Input rows
------

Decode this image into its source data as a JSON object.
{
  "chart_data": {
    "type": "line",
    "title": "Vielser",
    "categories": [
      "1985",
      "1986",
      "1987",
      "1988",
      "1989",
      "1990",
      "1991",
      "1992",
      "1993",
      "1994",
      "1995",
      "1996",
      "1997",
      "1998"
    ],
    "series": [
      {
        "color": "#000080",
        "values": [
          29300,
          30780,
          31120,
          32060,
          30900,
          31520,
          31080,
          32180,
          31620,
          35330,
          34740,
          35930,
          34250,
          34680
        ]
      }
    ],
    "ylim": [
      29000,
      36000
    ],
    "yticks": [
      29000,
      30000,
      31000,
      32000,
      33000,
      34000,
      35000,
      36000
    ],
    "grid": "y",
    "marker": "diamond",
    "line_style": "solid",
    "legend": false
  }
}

------

Written problem
Return the listing above word for word.

Exercise output
Decode this image into its source data as a JSON object.
{
  "chart_data": {
    "type": "line",
    "title": "Vielser",
    "categories": [
      "1985",
      "1986",
      "1987",
      "1988",
      "1989",
      "1990",
      "1991",
      "1992",
      "1993",
      "1994",
      "1995",
      "1996",
      "1997",
      "1998"
    ],
    "series": [
      {
        "color": "#000080",
        "values": [
          29300,
          30780,
          31120,
          32060,
          30900,
          31520,
          31080,
          32180,
          31620,
          35330,
          34740,
          35930,
          34250,
          34680
        ]
      }
    ],
    "ylim": [
      29000,
      36000
    ],
    "yticks": [
      29000,
      30000,
      31000,
      32000,
      33000,
      34000,
      35000,
      36000
    ],
    "grid": "y",
    "marker": "diamond",
    "line_style": "solid",
    "legend": false
  }
}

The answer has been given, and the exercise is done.